**Instructions to follow**.
Find the lines that hold the word "CALCITE" and return them.

[Excerpts from a figure dataset]
start

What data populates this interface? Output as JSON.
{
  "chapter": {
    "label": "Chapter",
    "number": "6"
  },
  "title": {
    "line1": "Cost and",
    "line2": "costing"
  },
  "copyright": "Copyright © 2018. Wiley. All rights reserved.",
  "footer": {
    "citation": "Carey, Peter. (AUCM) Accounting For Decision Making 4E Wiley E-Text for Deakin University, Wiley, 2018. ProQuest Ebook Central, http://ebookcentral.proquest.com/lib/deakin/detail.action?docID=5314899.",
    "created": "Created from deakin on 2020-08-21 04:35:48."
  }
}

end
start

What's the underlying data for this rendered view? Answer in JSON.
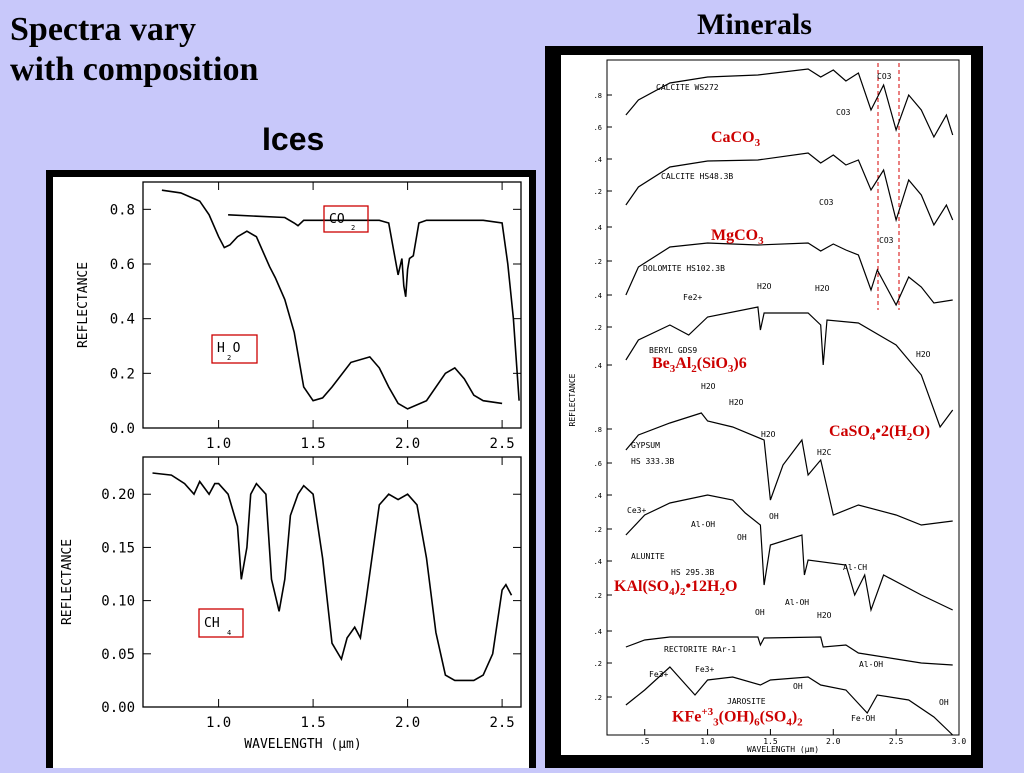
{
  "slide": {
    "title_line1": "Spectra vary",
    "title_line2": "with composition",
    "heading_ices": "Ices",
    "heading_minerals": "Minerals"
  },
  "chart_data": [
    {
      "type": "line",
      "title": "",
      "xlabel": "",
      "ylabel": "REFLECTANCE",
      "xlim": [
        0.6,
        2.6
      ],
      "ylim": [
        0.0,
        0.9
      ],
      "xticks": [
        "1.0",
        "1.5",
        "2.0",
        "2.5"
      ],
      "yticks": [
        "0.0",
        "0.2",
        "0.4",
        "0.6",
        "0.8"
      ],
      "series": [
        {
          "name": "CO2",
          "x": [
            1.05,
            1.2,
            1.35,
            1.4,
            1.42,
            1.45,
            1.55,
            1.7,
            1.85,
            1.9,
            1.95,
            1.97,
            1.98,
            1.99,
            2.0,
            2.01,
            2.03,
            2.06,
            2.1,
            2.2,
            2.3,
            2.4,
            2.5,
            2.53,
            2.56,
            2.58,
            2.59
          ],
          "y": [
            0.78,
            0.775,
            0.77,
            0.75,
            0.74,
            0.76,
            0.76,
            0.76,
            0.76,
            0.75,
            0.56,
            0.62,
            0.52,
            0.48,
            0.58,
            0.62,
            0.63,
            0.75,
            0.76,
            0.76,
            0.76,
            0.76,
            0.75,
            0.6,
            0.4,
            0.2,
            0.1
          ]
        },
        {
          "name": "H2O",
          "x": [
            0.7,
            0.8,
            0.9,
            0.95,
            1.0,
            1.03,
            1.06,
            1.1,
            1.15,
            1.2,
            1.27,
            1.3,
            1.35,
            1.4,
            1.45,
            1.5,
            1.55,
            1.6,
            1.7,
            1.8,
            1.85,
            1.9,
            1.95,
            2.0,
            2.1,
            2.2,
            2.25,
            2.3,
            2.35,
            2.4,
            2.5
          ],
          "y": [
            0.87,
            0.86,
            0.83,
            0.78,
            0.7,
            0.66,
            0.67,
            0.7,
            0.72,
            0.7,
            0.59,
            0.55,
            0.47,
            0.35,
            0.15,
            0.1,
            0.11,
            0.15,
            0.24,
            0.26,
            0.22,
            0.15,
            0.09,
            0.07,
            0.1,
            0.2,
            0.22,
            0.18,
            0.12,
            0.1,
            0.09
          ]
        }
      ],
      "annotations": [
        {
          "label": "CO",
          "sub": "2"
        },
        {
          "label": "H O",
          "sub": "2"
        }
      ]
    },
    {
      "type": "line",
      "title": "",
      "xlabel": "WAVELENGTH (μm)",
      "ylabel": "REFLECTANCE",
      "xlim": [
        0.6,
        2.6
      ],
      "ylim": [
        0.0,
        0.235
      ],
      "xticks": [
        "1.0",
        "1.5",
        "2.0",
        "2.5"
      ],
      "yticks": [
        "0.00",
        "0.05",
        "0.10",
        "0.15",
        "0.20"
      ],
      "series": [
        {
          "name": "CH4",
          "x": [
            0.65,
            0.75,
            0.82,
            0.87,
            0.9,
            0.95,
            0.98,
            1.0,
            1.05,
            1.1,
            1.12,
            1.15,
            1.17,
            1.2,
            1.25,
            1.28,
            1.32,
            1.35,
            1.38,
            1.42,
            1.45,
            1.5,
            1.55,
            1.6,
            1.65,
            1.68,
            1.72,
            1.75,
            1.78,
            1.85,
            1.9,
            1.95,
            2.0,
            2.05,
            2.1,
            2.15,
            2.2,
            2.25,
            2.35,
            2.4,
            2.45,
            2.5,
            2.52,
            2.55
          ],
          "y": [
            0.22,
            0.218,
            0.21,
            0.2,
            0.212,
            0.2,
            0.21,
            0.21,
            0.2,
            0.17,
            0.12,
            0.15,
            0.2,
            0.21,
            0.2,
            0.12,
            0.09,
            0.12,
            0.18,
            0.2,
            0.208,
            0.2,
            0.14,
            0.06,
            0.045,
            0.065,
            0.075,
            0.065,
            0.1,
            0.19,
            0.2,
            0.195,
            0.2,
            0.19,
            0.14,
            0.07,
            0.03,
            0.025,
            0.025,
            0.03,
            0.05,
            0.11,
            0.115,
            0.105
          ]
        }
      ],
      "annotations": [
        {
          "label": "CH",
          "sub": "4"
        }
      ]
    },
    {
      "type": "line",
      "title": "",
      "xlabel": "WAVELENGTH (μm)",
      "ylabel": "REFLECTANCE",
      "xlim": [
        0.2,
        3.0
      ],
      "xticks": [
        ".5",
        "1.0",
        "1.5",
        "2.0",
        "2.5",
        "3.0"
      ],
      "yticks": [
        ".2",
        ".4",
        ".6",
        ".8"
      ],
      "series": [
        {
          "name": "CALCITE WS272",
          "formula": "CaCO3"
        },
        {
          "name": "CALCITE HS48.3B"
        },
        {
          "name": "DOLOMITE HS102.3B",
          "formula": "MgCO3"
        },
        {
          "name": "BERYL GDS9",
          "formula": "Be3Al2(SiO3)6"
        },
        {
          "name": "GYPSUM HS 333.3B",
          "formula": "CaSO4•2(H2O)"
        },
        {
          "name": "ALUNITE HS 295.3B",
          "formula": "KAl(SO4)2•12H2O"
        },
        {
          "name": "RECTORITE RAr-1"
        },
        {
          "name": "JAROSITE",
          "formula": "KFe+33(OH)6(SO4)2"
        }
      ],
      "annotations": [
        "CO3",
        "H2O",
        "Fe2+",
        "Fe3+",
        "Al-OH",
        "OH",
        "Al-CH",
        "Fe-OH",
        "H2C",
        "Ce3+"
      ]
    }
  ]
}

end

**Exercise solution**.
          "name": "CALCITE WS272",
          "name": "CALCITE HS48.3B"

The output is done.